Short exercise =>
Give every line below again, exactly.
-- BEGIN Available data --
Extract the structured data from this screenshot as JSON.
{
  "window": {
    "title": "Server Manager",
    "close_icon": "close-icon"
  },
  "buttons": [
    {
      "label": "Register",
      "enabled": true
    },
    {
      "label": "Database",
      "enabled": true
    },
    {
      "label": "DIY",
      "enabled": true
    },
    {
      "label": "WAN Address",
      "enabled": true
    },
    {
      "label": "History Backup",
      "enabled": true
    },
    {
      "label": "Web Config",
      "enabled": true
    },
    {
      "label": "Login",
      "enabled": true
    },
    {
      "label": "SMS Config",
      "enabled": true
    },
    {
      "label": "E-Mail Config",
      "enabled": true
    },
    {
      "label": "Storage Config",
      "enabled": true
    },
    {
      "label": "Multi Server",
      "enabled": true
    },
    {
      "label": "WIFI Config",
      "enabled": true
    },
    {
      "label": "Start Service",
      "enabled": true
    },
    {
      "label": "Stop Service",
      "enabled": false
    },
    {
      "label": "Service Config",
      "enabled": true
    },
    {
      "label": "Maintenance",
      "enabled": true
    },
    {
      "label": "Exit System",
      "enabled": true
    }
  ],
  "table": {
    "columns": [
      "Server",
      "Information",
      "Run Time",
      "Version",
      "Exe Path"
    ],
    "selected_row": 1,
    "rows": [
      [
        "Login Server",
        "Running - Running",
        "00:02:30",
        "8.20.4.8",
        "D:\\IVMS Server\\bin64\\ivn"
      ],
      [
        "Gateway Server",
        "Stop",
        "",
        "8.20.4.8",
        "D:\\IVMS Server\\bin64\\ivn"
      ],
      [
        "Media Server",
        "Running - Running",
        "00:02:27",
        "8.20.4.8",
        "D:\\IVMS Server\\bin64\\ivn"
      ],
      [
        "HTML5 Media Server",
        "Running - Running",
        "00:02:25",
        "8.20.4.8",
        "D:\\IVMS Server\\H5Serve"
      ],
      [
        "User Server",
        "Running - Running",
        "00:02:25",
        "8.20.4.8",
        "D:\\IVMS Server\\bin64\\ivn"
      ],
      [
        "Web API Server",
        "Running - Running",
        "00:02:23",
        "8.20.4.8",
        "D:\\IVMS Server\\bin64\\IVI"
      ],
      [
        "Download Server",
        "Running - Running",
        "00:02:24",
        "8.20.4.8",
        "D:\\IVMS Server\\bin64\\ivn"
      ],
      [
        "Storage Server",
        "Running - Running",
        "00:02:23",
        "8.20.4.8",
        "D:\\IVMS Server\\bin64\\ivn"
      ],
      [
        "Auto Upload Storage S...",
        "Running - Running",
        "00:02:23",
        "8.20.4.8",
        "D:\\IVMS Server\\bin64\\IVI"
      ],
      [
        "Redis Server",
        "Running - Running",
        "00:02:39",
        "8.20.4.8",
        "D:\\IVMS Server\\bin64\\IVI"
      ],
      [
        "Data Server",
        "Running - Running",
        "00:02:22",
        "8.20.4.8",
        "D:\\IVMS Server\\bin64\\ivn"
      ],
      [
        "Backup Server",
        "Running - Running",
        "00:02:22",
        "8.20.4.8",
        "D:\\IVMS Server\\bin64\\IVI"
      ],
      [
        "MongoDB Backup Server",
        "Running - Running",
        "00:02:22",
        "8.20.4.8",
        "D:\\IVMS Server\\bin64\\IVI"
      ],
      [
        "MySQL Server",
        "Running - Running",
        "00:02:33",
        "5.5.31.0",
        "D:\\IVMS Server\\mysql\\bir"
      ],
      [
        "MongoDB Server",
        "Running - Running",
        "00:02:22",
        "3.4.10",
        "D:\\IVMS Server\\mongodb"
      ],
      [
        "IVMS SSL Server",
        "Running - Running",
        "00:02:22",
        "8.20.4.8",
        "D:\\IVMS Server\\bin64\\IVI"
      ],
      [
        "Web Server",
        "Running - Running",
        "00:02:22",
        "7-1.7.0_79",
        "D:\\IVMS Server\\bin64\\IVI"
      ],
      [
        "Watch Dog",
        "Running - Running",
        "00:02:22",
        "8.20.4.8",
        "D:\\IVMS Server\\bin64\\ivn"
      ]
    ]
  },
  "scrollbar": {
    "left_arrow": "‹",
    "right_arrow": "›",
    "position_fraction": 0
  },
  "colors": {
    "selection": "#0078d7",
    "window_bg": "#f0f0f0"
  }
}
-- END Available data --
Solution =>
Extract the structured data from this screenshot as JSON.
{
  "window": {
    "title": "Server Manager",
    "close_icon": "close-icon"
  },
  "buttons": [
    {
      "label": "Register",
      "enabled": true
    },
    {
      "label": "Database",
      "enabled": true
    },
    {
      "label": "DIY",
      "enabled": true
    },
    {
      "label": "WAN Address",
      "enabled": true
    },
    {
      "label": "History Backup",
      "enabled": true
    },
    {
      "label": "Web Config",
      "enabled": true
    },
    {
      "label": "Login",
      "enabled": true
    },
    {
      "label": "SMS Config",
      "enabled": true
    },
    {
      "label": "E-Mail Config",
      "enabled": true
    },
    {
      "label": "Storage Config",
      "enabled": true
    },
    {
      "label": "Multi Server",
      "enabled": true
    },
    {
      "label": "WIFI Config",
      "enabled": true
    },
    {
      "label": "Start Service",
      "enabled": true
    },
    {
      "label": "Stop Service",
      "enabled": false
    },
    {
      "label": "Service Config",
      "enabled": true
    },
    {
      "label": "Maintenance",
      "enabled": true
    },
    {
      "label": "Exit System",
      "enabled": true
    }
  ],
  "table": {
    "columns": [
      "Server",
      "Information",
      "Run Time",
      "Version",
      "Exe Path"
    ],
    "selected_row": 1,
    "rows": [
      [
        "Login Server",
        "Running - Running",
        "00:02:30",
        "8.20.4.8",
        "D:\\IVMS Server\\bin64\\ivn"
      ],
      [
        "Gateway Server",
        "Stop",
        "",
        "8.20.4.8",
        "D:\\IVMS Server\\bin64\\ivn"
      ],
      [
        "Media Server",
        "Running - Running",
        "00:02:27",
        "8.20.4.8",
        "D:\\IVMS Server\\bin64\\ivn"
      ],
      [
        "HTML5 Media Server",
        "Running - Running",
        "00:02:25",
        "8.20.4.8",
        "D:\\IVMS Server\\H5Serve"
      ],
      [
        "User Server",
        "Running - Running",
        "00:02:25",
        "8.20.4.8",
        "D:\\IVMS Server\\bin64\\ivn"
      ],
      [
        "Web API Server",
        "Running - Running",
        "00:02:23",
        "8.20.4.8",
        "D:\\IVMS Server\\bin64\\IVI"
      ],
      [
        "Download Server",
        "Running - Running",
        "00:02:24",
        "8.20.4.8",
        "D:\\IVMS Server\\bin64\\ivn"
      ],
      [
        "Storage Server",
        "Running - Running",
        "00:02:23",
        "8.20.4.8",
        "D:\\IVMS Server\\bin64\\ivn"
      ],
      [
        "Auto Upload Storage S...",
        "Running - Running",
        "00:02:23",
        "8.20.4.8",
        "D:\\IVMS Server\\bin64\\IVI"
      ],
      [
        "Redis Server",
        "Running - Running",
        "00:02:39",
        "8.20.4.8",
        "D:\\IVMS Server\\bin64\\IVI"
      ],
      [
        "Data Server",
        "Running - Running",
        "00:02:22",
        "8.20.4.8",
        "D:\\IVMS Server\\bin64\\ivn"
      ],
      [
        "Backup Server",
        "Running - Running",
        "00:02:22",
        "8.20.4.8",
        "D:\\IVMS Server\\bin64\\IVI"
      ],
      [
        "MongoDB Backup Server",
        "Running - Running",
        "00:02:22",
        "8.20.4.8",
        "D:\\IVMS Server\\bin64\\IVI"
      ],
      [
        "MySQL Server",
        "Running - Running",
        "00:02:33",
        "5.5.31.0",
        "D:\\IVMS Server\\mysql\\bir"
      ],
      [
        "MongoDB Server",
        "Running - Running",
        "00:02:22",
        "3.4.10",
        "D:\\IVMS Server\\mongodb"
      ],
      [
        "IVMS SSL Server",
        "Running - Running",
        "00:02:22",
        "8.20.4.8",
        "D:\\IVMS Server\\bin64\\IVI"
      ],
      [
        "Web Server",
        "Running - Running",
        "00:02:22",
        "7-1.7.0_79",
        "D:\\IVMS Server\\bin64\\IVI"
      ],
      [
        "Watch Dog",
        "Running - Running",
        "00:02:22",
        "8.20.4.8",
        "D:\\IVMS Server\\bin64\\ivn"
      ]
    ]
  },
  "scrollbar": {
    "left_arrow": "‹",
    "right_arrow": "›",
    "position_fraction": 0
  },
  "colors": {
    "selection": "#0078d7",
    "window_bg": "#f0f0f0"
  }
}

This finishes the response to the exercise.